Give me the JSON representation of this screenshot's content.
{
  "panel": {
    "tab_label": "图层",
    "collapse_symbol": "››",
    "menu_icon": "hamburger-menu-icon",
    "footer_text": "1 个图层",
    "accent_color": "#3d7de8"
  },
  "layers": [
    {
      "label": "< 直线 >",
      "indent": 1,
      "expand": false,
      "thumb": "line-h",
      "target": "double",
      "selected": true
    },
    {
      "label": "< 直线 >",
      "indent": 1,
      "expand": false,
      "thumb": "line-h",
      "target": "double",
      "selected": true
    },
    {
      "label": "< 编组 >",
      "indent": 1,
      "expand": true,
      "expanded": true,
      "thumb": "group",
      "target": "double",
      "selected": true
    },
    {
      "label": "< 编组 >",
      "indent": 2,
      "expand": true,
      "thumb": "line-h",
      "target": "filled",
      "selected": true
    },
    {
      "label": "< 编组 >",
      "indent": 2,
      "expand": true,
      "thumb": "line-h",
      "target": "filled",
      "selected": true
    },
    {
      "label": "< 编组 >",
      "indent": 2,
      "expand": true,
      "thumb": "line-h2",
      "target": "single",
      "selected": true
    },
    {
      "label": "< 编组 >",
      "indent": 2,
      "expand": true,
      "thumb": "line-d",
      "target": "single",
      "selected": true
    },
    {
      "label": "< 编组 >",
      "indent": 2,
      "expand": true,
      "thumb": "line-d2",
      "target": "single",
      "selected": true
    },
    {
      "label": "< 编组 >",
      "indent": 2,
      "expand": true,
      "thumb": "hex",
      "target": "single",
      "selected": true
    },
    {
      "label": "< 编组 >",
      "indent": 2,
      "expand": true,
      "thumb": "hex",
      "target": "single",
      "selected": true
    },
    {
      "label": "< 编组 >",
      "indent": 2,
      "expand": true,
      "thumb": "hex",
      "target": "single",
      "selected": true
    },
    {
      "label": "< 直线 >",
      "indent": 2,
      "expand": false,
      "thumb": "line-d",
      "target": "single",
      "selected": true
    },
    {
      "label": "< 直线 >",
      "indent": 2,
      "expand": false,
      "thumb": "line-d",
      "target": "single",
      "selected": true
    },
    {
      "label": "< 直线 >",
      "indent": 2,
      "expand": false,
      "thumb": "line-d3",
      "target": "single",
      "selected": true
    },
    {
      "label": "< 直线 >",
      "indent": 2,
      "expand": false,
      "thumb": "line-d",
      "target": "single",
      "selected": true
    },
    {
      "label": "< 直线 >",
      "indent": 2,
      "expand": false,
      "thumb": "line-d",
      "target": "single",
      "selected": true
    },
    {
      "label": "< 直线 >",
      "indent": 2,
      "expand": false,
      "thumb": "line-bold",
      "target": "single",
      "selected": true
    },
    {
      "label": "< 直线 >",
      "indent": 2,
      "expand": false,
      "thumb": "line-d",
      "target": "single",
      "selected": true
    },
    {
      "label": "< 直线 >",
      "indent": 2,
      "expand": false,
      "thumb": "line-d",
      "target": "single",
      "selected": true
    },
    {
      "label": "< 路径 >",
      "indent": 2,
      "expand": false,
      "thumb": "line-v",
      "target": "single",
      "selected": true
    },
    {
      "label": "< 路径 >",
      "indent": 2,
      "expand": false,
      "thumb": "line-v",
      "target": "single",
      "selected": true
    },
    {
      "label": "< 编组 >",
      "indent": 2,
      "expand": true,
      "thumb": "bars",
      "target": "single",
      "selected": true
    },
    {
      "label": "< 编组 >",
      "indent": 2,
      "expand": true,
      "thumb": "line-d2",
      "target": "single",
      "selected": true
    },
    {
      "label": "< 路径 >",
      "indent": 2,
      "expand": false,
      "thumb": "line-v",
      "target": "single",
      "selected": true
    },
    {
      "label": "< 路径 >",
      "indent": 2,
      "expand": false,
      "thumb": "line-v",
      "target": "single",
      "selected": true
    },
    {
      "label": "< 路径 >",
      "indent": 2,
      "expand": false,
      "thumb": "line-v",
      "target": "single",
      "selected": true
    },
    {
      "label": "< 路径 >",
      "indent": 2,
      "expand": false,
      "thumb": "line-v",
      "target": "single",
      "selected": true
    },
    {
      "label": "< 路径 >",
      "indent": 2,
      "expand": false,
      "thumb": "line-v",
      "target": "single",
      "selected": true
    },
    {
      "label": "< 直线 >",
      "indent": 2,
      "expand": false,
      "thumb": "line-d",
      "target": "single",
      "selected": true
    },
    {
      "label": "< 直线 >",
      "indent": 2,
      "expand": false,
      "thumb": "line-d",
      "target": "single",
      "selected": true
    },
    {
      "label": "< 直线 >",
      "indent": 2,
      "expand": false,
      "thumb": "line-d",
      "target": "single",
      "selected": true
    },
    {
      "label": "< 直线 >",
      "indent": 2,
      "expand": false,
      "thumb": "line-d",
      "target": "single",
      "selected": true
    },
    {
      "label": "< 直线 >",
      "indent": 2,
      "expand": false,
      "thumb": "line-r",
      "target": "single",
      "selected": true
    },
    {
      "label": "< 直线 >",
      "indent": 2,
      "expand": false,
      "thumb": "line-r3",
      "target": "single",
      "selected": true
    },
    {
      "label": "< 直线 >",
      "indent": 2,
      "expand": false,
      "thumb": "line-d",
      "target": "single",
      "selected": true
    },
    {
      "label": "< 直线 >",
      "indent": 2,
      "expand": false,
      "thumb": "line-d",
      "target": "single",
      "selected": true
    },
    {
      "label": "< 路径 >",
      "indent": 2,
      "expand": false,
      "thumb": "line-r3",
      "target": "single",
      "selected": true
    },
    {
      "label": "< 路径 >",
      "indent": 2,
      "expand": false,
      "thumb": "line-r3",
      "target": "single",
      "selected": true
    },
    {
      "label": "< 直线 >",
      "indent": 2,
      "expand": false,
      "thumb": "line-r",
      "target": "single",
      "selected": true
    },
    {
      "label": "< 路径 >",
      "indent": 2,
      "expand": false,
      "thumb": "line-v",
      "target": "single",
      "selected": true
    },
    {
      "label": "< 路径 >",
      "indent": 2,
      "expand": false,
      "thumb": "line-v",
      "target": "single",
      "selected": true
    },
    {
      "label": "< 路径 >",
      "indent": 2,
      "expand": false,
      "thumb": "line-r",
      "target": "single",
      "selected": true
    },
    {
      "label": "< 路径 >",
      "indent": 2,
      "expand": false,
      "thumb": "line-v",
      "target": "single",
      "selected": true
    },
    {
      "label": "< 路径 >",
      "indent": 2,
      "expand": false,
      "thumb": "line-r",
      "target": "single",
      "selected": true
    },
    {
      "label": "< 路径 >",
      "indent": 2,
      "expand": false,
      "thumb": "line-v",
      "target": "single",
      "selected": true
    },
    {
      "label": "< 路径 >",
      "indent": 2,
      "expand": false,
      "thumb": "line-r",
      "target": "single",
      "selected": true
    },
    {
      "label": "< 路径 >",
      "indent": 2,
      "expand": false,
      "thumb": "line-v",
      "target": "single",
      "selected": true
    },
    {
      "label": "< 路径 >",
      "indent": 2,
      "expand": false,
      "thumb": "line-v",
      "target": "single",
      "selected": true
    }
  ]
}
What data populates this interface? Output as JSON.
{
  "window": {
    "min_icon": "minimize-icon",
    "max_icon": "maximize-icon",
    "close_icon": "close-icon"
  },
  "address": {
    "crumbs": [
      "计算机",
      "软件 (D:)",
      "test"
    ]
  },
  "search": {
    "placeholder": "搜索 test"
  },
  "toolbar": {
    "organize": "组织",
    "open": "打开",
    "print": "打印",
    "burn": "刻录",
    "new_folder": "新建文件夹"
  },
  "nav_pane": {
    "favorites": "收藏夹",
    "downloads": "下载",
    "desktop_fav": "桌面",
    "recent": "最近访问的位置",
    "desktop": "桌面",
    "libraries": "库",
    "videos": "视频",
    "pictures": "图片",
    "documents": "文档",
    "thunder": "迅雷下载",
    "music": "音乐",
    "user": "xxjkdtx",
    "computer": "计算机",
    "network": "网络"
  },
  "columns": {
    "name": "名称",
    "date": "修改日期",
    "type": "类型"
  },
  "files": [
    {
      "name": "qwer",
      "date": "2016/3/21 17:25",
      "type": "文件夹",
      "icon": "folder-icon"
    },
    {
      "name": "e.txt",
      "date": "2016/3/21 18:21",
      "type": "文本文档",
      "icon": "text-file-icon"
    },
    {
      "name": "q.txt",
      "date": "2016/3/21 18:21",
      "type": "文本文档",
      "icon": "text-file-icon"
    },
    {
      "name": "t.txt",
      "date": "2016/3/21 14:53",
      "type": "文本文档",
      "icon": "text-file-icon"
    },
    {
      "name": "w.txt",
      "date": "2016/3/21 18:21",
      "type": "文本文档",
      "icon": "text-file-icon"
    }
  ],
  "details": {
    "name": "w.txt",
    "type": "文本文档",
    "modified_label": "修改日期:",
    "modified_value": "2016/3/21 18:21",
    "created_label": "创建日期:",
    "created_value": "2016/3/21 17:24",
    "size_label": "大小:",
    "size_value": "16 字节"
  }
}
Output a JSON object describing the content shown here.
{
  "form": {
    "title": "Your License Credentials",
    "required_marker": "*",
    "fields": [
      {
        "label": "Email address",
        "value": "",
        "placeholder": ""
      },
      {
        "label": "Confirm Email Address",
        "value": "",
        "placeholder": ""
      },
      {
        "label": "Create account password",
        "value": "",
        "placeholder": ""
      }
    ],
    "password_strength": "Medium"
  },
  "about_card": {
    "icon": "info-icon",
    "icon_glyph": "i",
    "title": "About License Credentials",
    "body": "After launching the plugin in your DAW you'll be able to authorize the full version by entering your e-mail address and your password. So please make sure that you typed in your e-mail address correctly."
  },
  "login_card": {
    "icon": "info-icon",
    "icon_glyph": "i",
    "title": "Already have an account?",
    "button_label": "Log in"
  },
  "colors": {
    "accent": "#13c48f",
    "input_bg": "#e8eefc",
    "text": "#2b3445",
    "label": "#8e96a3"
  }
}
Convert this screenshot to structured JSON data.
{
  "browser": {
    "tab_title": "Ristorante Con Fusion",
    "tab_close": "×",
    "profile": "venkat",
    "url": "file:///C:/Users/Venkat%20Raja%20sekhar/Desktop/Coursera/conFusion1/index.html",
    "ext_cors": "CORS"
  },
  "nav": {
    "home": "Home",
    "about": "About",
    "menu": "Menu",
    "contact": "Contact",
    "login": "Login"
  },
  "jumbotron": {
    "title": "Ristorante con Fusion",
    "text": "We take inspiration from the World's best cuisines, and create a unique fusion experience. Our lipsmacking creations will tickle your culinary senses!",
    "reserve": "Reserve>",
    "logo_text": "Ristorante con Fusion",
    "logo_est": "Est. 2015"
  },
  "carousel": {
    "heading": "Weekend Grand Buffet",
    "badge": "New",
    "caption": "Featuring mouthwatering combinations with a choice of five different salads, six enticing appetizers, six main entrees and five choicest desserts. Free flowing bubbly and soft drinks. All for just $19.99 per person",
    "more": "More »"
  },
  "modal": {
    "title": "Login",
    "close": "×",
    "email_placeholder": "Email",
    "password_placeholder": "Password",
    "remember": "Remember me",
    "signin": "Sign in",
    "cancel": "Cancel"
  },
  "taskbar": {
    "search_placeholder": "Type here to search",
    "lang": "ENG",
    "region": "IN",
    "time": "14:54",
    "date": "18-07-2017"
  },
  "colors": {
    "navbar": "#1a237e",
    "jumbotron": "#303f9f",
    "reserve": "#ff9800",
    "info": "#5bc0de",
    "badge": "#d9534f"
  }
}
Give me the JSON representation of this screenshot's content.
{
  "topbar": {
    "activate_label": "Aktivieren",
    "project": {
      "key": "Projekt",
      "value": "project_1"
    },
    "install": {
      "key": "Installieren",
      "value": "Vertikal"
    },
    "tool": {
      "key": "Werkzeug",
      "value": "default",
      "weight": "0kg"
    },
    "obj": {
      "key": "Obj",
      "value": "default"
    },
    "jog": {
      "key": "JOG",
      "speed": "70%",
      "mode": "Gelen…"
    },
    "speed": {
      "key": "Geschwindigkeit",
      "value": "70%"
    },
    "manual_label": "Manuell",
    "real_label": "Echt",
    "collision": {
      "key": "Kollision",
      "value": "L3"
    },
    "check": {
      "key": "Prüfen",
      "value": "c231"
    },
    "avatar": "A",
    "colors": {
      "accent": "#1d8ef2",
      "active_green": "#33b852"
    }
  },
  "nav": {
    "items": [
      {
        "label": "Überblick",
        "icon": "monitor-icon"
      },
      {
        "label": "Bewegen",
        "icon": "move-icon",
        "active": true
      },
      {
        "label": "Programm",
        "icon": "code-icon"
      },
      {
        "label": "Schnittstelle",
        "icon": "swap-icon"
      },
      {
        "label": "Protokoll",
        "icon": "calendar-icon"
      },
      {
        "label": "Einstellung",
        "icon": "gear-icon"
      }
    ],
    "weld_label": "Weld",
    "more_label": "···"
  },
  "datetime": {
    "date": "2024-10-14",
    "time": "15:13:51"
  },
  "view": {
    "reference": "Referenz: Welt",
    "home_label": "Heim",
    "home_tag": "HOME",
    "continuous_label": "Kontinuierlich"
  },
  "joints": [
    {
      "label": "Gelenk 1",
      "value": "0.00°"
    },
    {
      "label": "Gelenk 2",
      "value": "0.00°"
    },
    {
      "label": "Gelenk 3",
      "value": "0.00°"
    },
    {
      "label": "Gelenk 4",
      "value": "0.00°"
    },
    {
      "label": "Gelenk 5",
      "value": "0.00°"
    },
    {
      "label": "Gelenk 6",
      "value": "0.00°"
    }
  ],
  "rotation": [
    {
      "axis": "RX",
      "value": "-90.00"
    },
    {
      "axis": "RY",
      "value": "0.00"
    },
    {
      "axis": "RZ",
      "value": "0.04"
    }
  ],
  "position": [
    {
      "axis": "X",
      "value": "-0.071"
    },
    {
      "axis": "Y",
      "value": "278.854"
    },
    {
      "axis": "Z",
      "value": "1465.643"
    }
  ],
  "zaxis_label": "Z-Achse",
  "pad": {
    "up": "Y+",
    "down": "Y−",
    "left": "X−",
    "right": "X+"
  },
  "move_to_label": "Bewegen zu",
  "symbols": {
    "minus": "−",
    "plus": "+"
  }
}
=====
WORK TO BE COMPLETED — Looking at the listing above, how many of its lines contain the string "search"? Give the number alone.

FINAL RESULT — 2